■ Written request: Write the records out again, precisely as they stand.
──────────
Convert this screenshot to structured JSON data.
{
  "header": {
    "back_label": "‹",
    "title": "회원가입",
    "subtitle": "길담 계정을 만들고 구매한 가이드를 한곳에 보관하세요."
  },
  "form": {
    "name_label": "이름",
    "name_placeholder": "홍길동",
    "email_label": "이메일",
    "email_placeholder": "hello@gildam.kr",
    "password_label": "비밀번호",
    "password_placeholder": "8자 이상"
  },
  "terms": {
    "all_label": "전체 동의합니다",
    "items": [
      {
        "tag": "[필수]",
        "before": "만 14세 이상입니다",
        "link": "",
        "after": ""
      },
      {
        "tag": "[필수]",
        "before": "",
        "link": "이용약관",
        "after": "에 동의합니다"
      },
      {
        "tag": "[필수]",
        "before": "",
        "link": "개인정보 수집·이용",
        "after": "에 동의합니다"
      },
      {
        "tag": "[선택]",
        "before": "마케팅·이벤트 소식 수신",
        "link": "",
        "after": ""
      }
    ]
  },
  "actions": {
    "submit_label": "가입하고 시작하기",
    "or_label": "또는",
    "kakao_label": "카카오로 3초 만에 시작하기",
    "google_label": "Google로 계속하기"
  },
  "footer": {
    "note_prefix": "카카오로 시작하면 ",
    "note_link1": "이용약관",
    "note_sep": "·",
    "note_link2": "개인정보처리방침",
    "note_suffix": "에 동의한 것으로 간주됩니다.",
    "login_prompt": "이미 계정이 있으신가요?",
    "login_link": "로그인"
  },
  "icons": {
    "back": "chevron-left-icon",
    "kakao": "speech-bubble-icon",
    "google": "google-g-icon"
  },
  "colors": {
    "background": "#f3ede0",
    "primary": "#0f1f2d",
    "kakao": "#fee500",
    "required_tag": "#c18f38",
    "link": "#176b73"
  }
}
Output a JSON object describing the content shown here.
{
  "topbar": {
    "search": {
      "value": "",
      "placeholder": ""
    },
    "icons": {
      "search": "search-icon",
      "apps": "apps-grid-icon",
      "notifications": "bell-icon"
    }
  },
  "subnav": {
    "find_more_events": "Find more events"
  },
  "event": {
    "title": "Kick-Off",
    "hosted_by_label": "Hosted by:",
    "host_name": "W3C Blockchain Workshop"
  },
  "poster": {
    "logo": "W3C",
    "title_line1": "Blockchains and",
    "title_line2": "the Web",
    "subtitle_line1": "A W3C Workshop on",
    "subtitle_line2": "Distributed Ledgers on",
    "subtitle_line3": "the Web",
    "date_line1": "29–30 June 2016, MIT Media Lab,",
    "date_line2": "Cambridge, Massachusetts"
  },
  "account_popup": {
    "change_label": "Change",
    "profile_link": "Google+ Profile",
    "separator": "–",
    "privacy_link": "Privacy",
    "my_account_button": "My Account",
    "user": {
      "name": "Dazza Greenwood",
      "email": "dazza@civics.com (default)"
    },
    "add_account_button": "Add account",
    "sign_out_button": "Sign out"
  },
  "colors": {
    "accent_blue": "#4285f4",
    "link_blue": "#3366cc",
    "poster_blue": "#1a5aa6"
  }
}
──────────
■ Response:
Convert this screenshot to structured JSON data.
{
  "header": {
    "back_label": "‹",
    "title": "회원가입",
    "subtitle": "길담 계정을 만들고 구매한 가이드를 한곳에 보관하세요."
  },
  "form": {
    "name_label": "이름",
    "name_placeholder": "홍길동",
    "email_label": "이메일",
    "email_placeholder": "hello@gildam.kr",
    "password_label": "비밀번호",
    "password_placeholder": "8자 이상"
  },
  "terms": {
    "all_label": "전체 동의합니다",
    "items": [
      {
        "tag": "[필수]",
        "before": "만 14세 이상입니다",
        "link": "",
        "after": ""
      },
      {
        "tag": "[필수]",
        "before": "",
        "link": "이용약관",
        "after": "에 동의합니다"
      },
      {
        "tag": "[필수]",
        "before": "",
        "link": "개인정보 수집·이용",
        "after": "에 동의합니다"
      },
      {
        "tag": "[선택]",
        "before": "마케팅·이벤트 소식 수신",
        "link": "",
        "after": ""
      }
    ]
  },
  "actions": {
    "submit_label": "가입하고 시작하기",
    "or_label": "또는",
    "kakao_label": "카카오로 3초 만에 시작하기",
    "google_label": "Google로 계속하기"
  },
  "footer": {
    "note_prefix": "카카오로 시작하면 ",
    "note_link1": "이용약관",
    "note_sep": "·",
    "note_link2": "개인정보처리방침",
    "note_suffix": "에 동의한 것으로 간주됩니다.",
    "login_prompt": "이미 계정이 있으신가요?",
    "login_link": "로그인"
  },
  "icons": {
    "back": "chevron-left-icon",
    "kakao": "speech-bubble-icon",
    "google": "google-g-icon"
  },
  "colors": {
    "background": "#f3ede0",
    "primary": "#0f1f2d",
    "kakao": "#fee500",
    "required_tag": "#c18f38",
    "link": "#176b73"
  }
}
Output a JSON object describing the content shown here.
{
  "topbar": {
    "search": {
      "value": "",
      "placeholder": ""
    },
    "icons": {
      "search": "search-icon",
      "apps": "apps-grid-icon",
      "notifications": "bell-icon"
    }
  },
  "subnav": {
    "find_more_events": "Find more events"
  },
  "event": {
    "title": "Kick-Off",
    "hosted_by_label": "Hosted by:",
    "host_name": "W3C Blockchain Workshop"
  },
  "poster": {
    "logo": "W3C",
    "title_line1": "Blockchains and",
    "title_line2": "the Web",
    "subtitle_line1": "A W3C Workshop on",
    "subtitle_line2": "Distributed Ledgers on",
    "subtitle_line3": "the Web",
    "date_line1": "29–30 June 2016, MIT Media Lab,",
    "date_line2": "Cambridge, Massachusetts"
  },
  "account_popup": {
    "change_label": "Change",
    "profile_link": "Google+ Profile",
    "separator": "–",
    "privacy_link": "Privacy",
    "my_account_button": "My Account",
    "user": {
      "name": "Dazza Greenwood",
      "email": "dazza@civics.com (default)"
    },
    "add_account_button": "Add account",
    "sign_out_button": "Sign out"
  },
  "colors": {
    "accent_blue": "#4285f4",
    "link_blue": "#3366cc",
    "poster_blue": "#1a5aa6"
  }
}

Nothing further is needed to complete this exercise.